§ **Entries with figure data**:
--- begin ---
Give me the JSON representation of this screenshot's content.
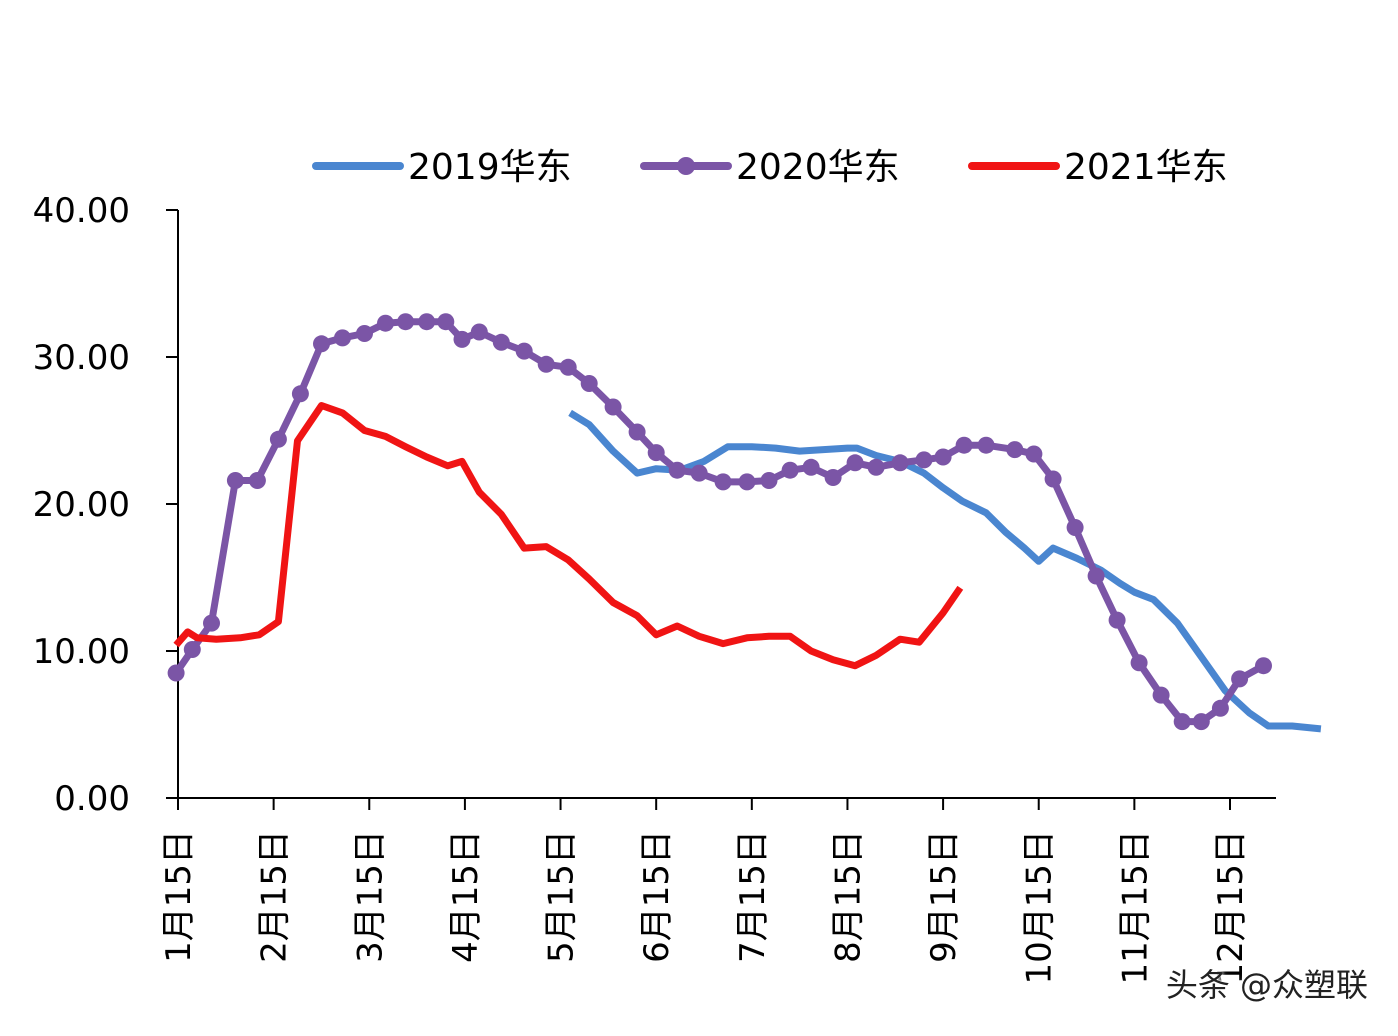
{
  "chart_data": {
    "type": "line",
    "title": "",
    "xlabel": "",
    "ylabel": "",
    "ylim": [
      0,
      40
    ],
    "yticks": [
      "0.00",
      "10.00",
      "20.00",
      "30.00",
      "40.00"
    ],
    "ytick_values": [
      0,
      10,
      20,
      30,
      40
    ],
    "xlim": [
      1,
      13.4
    ],
    "xticks": [
      "1月15日",
      "2月15日",
      "3月15日",
      "4月15日",
      "5月15日",
      "6月15日",
      "7月15日",
      "8月15日",
      "9月15日",
      "10月15日",
      "11月15日",
      "12月15日"
    ],
    "xtick_values": [
      1,
      2,
      3,
      4,
      5,
      6,
      7,
      8,
      9,
      10,
      11,
      12
    ],
    "legend_position": "top",
    "grid": false,
    "series": [
      {
        "name": "2019华东",
        "color": "#4a86d0",
        "marker": false,
        "points": [
          [
            5.1,
            26.2
          ],
          [
            5.3,
            25.4
          ],
          [
            5.55,
            23.6
          ],
          [
            5.8,
            22.1
          ],
          [
            6.0,
            22.4
          ],
          [
            6.25,
            22.3
          ],
          [
            6.5,
            22.9
          ],
          [
            6.75,
            23.9
          ],
          [
            7.0,
            23.9
          ],
          [
            7.25,
            23.8
          ],
          [
            7.5,
            23.6
          ],
          [
            7.75,
            23.7
          ],
          [
            8.0,
            23.8
          ],
          [
            8.1,
            23.8
          ],
          [
            8.3,
            23.3
          ],
          [
            8.55,
            22.9
          ],
          [
            8.8,
            22.1
          ],
          [
            9.0,
            21.1
          ],
          [
            9.2,
            20.2
          ],
          [
            9.45,
            19.4
          ],
          [
            9.65,
            18.1
          ],
          [
            9.85,
            17.0
          ],
          [
            10.0,
            16.1
          ],
          [
            10.15,
            17.0
          ],
          [
            10.4,
            16.3
          ],
          [
            10.65,
            15.5
          ],
          [
            10.85,
            14.6
          ],
          [
            11.0,
            14.0
          ],
          [
            11.2,
            13.5
          ],
          [
            11.45,
            11.9
          ],
          [
            11.7,
            9.6
          ],
          [
            11.95,
            7.3
          ],
          [
            12.2,
            5.8
          ],
          [
            12.4,
            4.9
          ],
          [
            12.65,
            4.9
          ],
          [
            12.95,
            4.7
          ]
        ]
      },
      {
        "name": "2020华东",
        "color": "#7b55a6",
        "marker": true,
        "points": [
          [
            0.98,
            8.5
          ],
          [
            1.15,
            10.1
          ],
          [
            1.35,
            11.9
          ],
          [
            1.6,
            21.6
          ],
          [
            1.83,
            21.6
          ],
          [
            2.05,
            24.4
          ],
          [
            2.28,
            27.5
          ],
          [
            2.5,
            30.9
          ],
          [
            2.72,
            31.3
          ],
          [
            2.95,
            31.6
          ],
          [
            3.17,
            32.3
          ],
          [
            3.38,
            32.4
          ],
          [
            3.6,
            32.4
          ],
          [
            3.8,
            32.4
          ],
          [
            3.97,
            31.2
          ],
          [
            4.15,
            31.7
          ],
          [
            4.38,
            31.0
          ],
          [
            4.62,
            30.4
          ],
          [
            4.85,
            29.5
          ],
          [
            5.08,
            29.3
          ],
          [
            5.3,
            28.2
          ],
          [
            5.55,
            26.6
          ],
          [
            5.8,
            24.9
          ],
          [
            6.0,
            23.5
          ],
          [
            6.22,
            22.3
          ],
          [
            6.45,
            22.1
          ],
          [
            6.7,
            21.5
          ],
          [
            6.95,
            21.5
          ],
          [
            7.18,
            21.6
          ],
          [
            7.4,
            22.3
          ],
          [
            7.62,
            22.5
          ],
          [
            7.85,
            21.8
          ],
          [
            8.08,
            22.8
          ],
          [
            8.3,
            22.5
          ],
          [
            8.55,
            22.8
          ],
          [
            8.8,
            23.0
          ],
          [
            9.0,
            23.2
          ],
          [
            9.22,
            24.0
          ],
          [
            9.45,
            24.0
          ],
          [
            9.75,
            23.7
          ],
          [
            9.95,
            23.4
          ],
          [
            10.15,
            21.7
          ],
          [
            10.38,
            18.4
          ],
          [
            10.6,
            15.1
          ],
          [
            10.82,
            12.1
          ],
          [
            11.05,
            9.2
          ],
          [
            11.28,
            7.0
          ],
          [
            11.5,
            5.2
          ],
          [
            11.7,
            5.2
          ],
          [
            11.9,
            6.1
          ],
          [
            12.1,
            8.1
          ],
          [
            12.35,
            9.0
          ]
        ]
      },
      {
        "name": "2021华东",
        "color": "#f01414",
        "marker": false,
        "points": [
          [
            0.98,
            10.4
          ],
          [
            1.1,
            11.3
          ],
          [
            1.2,
            10.9
          ],
          [
            1.4,
            10.8
          ],
          [
            1.65,
            10.9
          ],
          [
            1.85,
            11.1
          ],
          [
            2.05,
            12.0
          ],
          [
            2.25,
            24.3
          ],
          [
            2.5,
            26.7
          ],
          [
            2.72,
            26.2
          ],
          [
            2.95,
            25.0
          ],
          [
            3.17,
            24.6
          ],
          [
            3.38,
            23.9
          ],
          [
            3.6,
            23.2
          ],
          [
            3.82,
            22.6
          ],
          [
            3.97,
            22.9
          ],
          [
            4.15,
            20.8
          ],
          [
            4.38,
            19.3
          ],
          [
            4.62,
            17.0
          ],
          [
            4.85,
            17.1
          ],
          [
            5.08,
            16.2
          ],
          [
            5.3,
            14.9
          ],
          [
            5.55,
            13.3
          ],
          [
            5.8,
            12.4
          ],
          [
            6.0,
            11.1
          ],
          [
            6.22,
            11.7
          ],
          [
            6.45,
            11.0
          ],
          [
            6.7,
            10.5
          ],
          [
            6.95,
            10.9
          ],
          [
            7.18,
            11.0
          ],
          [
            7.4,
            11.0
          ],
          [
            7.62,
            10.0
          ],
          [
            7.85,
            9.4
          ],
          [
            8.08,
            9.0
          ],
          [
            8.3,
            9.7
          ],
          [
            8.55,
            10.8
          ],
          [
            8.75,
            10.6
          ],
          [
            9.0,
            12.6
          ],
          [
            9.18,
            14.3
          ]
        ]
      }
    ]
  },
  "watermark": "头条 @众塑联"
}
--- end ---
§ **What the task requires**: Pictures are excluded; repeat every record exactly.

§ **In response**:
Give me the JSON representation of this screenshot's content.
{
  "chart_data": {
    "type": "line",
    "title": "",
    "xlabel": "",
    "ylabel": "",
    "ylim": [
      0,
      40
    ],
    "yticks": [
      "0.00",
      "10.00",
      "20.00",
      "30.00",
      "40.00"
    ],
    "ytick_values": [
      0,
      10,
      20,
      30,
      40
    ],
    "xlim": [
      1,
      13.4
    ],
    "xticks": [
      "1月15日",
      "2月15日",
      "3月15日",
      "4月15日",
      "5月15日",
      "6月15日",
      "7月15日",
      "8月15日",
      "9月15日",
      "10月15日",
      "11月15日",
      "12月15日"
    ],
    "xtick_values": [
      1,
      2,
      3,
      4,
      5,
      6,
      7,
      8,
      9,
      10,
      11,
      12
    ],
    "legend_position": "top",
    "grid": false,
    "series": [
      {
        "name": "2019华东",
        "color": "#4a86d0",
        "marker": false,
        "points": [
          [
            5.1,
            26.2
          ],
          [
            5.3,
            25.4
          ],
          [
            5.55,
            23.6
          ],
          [
            5.8,
            22.1
          ],
          [
            6.0,
            22.4
          ],
          [
            6.25,
            22.3
          ],
          [
            6.5,
            22.9
          ],
          [
            6.75,
            23.9
          ],
          [
            7.0,
            23.9
          ],
          [
            7.25,
            23.8
          ],
          [
            7.5,
            23.6
          ],
          [
            7.75,
            23.7
          ],
          [
            8.0,
            23.8
          ],
          [
            8.1,
            23.8
          ],
          [
            8.3,
            23.3
          ],
          [
            8.55,
            22.9
          ],
          [
            8.8,
            22.1
          ],
          [
            9.0,
            21.1
          ],
          [
            9.2,
            20.2
          ],
          [
            9.45,
            19.4
          ],
          [
            9.65,
            18.1
          ],
          [
            9.85,
            17.0
          ],
          [
            10.0,
            16.1
          ],
          [
            10.15,
            17.0
          ],
          [
            10.4,
            16.3
          ],
          [
            10.65,
            15.5
          ],
          [
            10.85,
            14.6
          ],
          [
            11.0,
            14.0
          ],
          [
            11.2,
            13.5
          ],
          [
            11.45,
            11.9
          ],
          [
            11.7,
            9.6
          ],
          [
            11.95,
            7.3
          ],
          [
            12.2,
            5.8
          ],
          [
            12.4,
            4.9
          ],
          [
            12.65,
            4.9
          ],
          [
            12.95,
            4.7
          ]
        ]
      },
      {
        "name": "2020华东",
        "color": "#7b55a6",
        "marker": true,
        "points": [
          [
            0.98,
            8.5
          ],
          [
            1.15,
            10.1
          ],
          [
            1.35,
            11.9
          ],
          [
            1.6,
            21.6
          ],
          [
            1.83,
            21.6
          ],
          [
            2.05,
            24.4
          ],
          [
            2.28,
            27.5
          ],
          [
            2.5,
            30.9
          ],
          [
            2.72,
            31.3
          ],
          [
            2.95,
            31.6
          ],
          [
            3.17,
            32.3
          ],
          [
            3.38,
            32.4
          ],
          [
            3.6,
            32.4
          ],
          [
            3.8,
            32.4
          ],
          [
            3.97,
            31.2
          ],
          [
            4.15,
            31.7
          ],
          [
            4.38,
            31.0
          ],
          [
            4.62,
            30.4
          ],
          [
            4.85,
            29.5
          ],
          [
            5.08,
            29.3
          ],
          [
            5.3,
            28.2
          ],
          [
            5.55,
            26.6
          ],
          [
            5.8,
            24.9
          ],
          [
            6.0,
            23.5
          ],
          [
            6.22,
            22.3
          ],
          [
            6.45,
            22.1
          ],
          [
            6.7,
            21.5
          ],
          [
            6.95,
            21.5
          ],
          [
            7.18,
            21.6
          ],
          [
            7.4,
            22.3
          ],
          [
            7.62,
            22.5
          ],
          [
            7.85,
            21.8
          ],
          [
            8.08,
            22.8
          ],
          [
            8.3,
            22.5
          ],
          [
            8.55,
            22.8
          ],
          [
            8.8,
            23.0
          ],
          [
            9.0,
            23.2
          ],
          [
            9.22,
            24.0
          ],
          [
            9.45,
            24.0
          ],
          [
            9.75,
            23.7
          ],
          [
            9.95,
            23.4
          ],
          [
            10.15,
            21.7
          ],
          [
            10.38,
            18.4
          ],
          [
            10.6,
            15.1
          ],
          [
            10.82,
            12.1
          ],
          [
            11.05,
            9.2
          ],
          [
            11.28,
            7.0
          ],
          [
            11.5,
            5.2
          ],
          [
            11.7,
            5.2
          ],
          [
            11.9,
            6.1
          ],
          [
            12.1,
            8.1
          ],
          [
            12.35,
            9.0
          ]
        ]
      },
      {
        "name": "2021华东",
        "color": "#f01414",
        "marker": false,
        "points": [
          [
            0.98,
            10.4
          ],
          [
            1.1,
            11.3
          ],
          [
            1.2,
            10.9
          ],
          [
            1.4,
            10.8
          ],
          [
            1.65,
            10.9
          ],
          [
            1.85,
            11.1
          ],
          [
            2.05,
            12.0
          ],
          [
            2.25,
            24.3
          ],
          [
            2.5,
            26.7
          ],
          [
            2.72,
            26.2
          ],
          [
            2.95,
            25.0
          ],
          [
            3.17,
            24.6
          ],
          [
            3.38,
            23.9
          ],
          [
            3.6,
            23.2
          ],
          [
            3.82,
            22.6
          ],
          [
            3.97,
            22.9
          ],
          [
            4.15,
            20.8
          ],
          [
            4.38,
            19.3
          ],
          [
            4.62,
            17.0
          ],
          [
            4.85,
            17.1
          ],
          [
            5.08,
            16.2
          ],
          [
            5.3,
            14.9
          ],
          [
            5.55,
            13.3
          ],
          [
            5.8,
            12.4
          ],
          [
            6.0,
            11.1
          ],
          [
            6.22,
            11.7
          ],
          [
            6.45,
            11.0
          ],
          [
            6.7,
            10.5
          ],
          [
            6.95,
            10.9
          ],
          [
            7.18,
            11.0
          ],
          [
            7.4,
            11.0
          ],
          [
            7.62,
            10.0
          ],
          [
            7.85,
            9.4
          ],
          [
            8.08,
            9.0
          ],
          [
            8.3,
            9.7
          ],
          [
            8.55,
            10.8
          ],
          [
            8.75,
            10.6
          ],
          [
            9.0,
            12.6
          ],
          [
            9.18,
            14.3
          ]
        ]
      }
    ]
  },
  "watermark": "头条 @众塑联"
}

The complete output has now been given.